=== MATERIAL PROVIDED ===
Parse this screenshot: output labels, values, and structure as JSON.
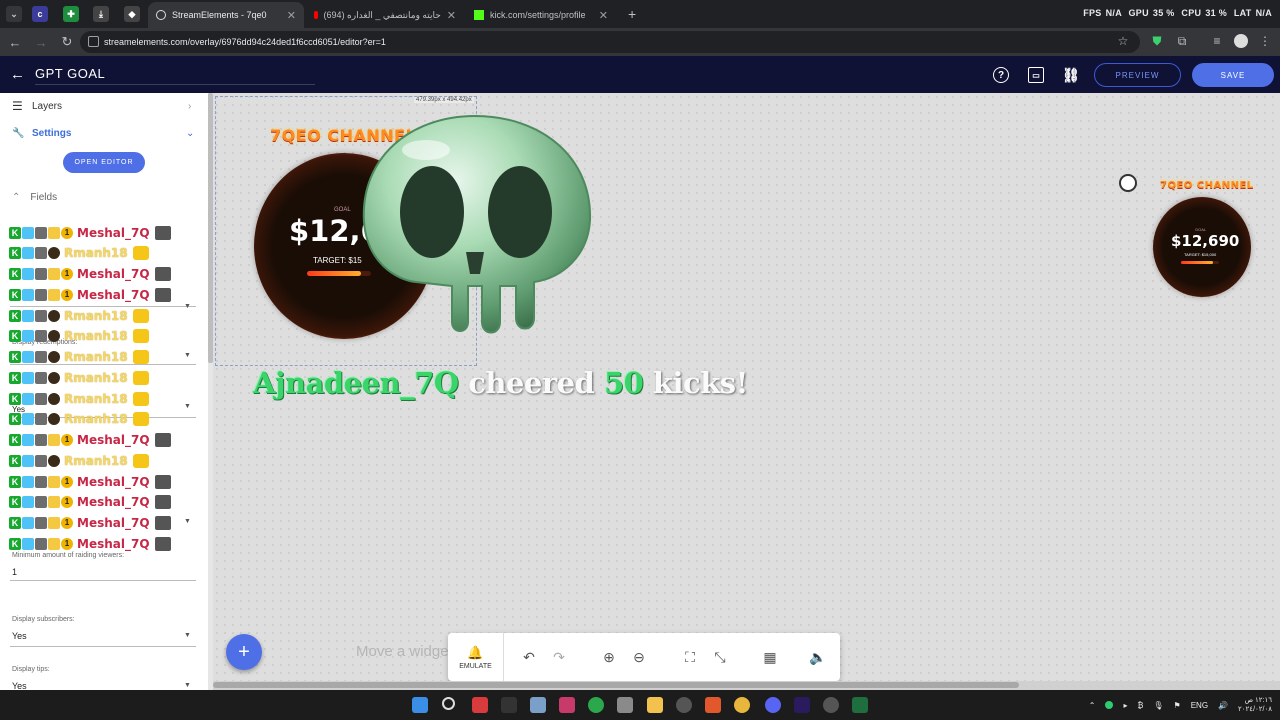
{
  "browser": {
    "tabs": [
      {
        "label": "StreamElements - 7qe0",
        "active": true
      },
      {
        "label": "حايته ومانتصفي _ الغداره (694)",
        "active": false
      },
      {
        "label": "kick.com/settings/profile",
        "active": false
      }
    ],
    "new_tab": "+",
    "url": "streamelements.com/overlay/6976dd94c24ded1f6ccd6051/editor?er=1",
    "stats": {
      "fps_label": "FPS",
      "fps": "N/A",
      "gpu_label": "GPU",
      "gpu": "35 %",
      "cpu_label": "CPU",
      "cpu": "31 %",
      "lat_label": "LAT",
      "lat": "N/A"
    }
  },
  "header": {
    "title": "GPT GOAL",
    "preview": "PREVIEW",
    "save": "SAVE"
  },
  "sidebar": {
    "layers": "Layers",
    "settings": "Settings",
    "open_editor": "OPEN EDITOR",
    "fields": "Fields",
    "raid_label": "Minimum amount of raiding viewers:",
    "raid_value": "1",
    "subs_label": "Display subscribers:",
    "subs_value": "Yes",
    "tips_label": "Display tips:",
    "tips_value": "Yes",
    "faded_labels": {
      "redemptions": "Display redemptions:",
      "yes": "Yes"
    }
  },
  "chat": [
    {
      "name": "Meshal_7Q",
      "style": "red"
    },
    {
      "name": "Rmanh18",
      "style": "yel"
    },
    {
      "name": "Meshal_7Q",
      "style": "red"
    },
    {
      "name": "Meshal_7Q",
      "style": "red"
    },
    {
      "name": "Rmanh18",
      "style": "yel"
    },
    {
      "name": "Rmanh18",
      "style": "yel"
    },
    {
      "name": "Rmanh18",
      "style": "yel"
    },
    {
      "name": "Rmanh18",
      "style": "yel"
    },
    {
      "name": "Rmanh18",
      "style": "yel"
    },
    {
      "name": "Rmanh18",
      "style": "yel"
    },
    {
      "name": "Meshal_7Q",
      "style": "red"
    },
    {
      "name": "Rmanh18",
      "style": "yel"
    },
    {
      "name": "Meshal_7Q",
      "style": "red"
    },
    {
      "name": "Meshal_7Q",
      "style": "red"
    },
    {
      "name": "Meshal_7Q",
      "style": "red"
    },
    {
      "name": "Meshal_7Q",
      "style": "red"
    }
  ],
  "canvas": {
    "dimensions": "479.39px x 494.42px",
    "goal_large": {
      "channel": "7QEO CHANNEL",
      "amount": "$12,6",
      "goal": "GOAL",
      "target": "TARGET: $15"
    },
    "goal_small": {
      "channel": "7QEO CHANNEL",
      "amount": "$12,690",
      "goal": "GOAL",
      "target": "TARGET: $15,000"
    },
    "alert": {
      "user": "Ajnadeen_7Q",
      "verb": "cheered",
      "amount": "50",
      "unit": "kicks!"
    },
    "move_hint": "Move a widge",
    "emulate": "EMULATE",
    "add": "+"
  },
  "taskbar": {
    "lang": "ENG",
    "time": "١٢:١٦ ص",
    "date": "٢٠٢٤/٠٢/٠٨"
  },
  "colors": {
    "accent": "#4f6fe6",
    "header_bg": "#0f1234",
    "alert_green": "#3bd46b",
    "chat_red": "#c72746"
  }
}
===
=== MATERIAL PROVIDED ===
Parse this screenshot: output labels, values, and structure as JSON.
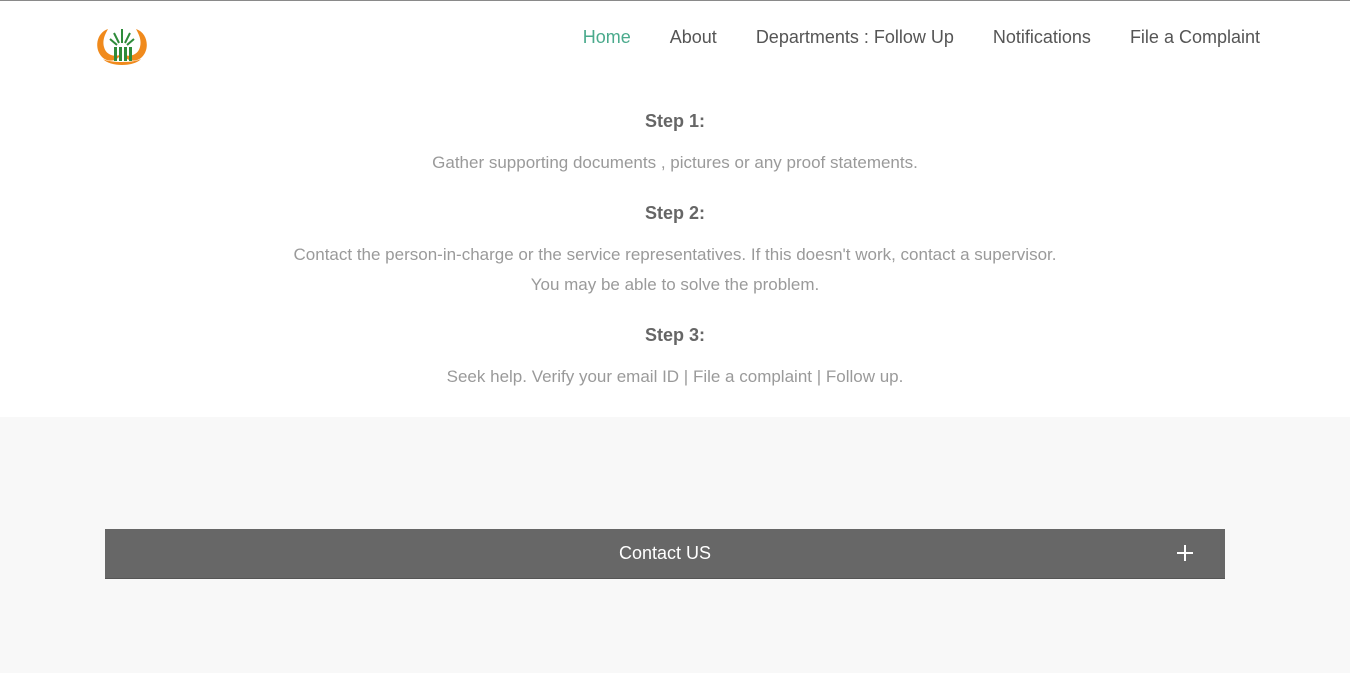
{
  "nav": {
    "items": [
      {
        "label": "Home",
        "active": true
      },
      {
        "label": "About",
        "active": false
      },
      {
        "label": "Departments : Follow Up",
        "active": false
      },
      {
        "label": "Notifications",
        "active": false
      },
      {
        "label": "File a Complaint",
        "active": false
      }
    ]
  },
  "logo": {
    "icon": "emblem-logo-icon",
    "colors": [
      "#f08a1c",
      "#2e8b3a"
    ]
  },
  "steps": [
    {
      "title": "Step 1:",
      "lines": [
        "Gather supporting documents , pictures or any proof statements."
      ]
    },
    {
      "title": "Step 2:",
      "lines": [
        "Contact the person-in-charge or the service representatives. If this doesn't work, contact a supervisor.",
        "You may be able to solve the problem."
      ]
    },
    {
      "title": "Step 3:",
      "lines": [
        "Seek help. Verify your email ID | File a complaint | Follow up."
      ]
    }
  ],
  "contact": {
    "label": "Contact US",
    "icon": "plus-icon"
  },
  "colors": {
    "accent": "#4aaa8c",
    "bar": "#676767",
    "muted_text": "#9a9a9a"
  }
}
===
[WHAT IS BEING ASKED] Determine how many lines of the records above contain the word "settings", and report only that number.

[EXERCISE ANSWER] 2